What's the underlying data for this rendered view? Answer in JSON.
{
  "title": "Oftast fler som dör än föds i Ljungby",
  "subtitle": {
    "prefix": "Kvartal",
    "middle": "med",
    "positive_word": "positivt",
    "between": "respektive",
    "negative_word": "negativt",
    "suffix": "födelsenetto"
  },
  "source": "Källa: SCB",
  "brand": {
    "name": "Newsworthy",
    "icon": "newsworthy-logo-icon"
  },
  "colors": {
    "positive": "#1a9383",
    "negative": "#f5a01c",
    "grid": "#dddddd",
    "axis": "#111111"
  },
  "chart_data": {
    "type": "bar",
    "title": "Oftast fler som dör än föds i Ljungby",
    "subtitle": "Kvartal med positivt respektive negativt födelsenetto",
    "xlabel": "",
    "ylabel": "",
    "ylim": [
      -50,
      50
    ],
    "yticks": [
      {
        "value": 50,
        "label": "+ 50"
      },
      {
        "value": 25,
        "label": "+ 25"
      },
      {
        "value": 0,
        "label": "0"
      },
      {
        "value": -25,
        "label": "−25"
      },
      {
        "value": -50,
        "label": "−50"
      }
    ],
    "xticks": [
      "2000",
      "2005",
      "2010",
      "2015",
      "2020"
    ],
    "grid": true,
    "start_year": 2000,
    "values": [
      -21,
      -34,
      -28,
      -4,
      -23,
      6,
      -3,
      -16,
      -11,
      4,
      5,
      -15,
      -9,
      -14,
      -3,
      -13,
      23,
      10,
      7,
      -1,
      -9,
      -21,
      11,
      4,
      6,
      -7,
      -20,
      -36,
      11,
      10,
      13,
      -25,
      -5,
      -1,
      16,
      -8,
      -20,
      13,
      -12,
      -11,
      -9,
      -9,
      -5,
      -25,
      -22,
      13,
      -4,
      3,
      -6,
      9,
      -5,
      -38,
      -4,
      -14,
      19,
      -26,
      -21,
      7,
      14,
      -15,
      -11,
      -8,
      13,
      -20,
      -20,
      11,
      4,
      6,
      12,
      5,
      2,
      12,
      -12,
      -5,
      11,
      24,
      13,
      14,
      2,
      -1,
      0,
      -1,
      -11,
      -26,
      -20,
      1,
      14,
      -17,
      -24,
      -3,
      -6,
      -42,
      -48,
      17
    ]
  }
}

--

From the entries above, copy each line holding "Kvartal".

Reply =>
    "prefix": "Kvartal",
    "subtitle": "Kvartal med positivt respektive negativt födelsenetto",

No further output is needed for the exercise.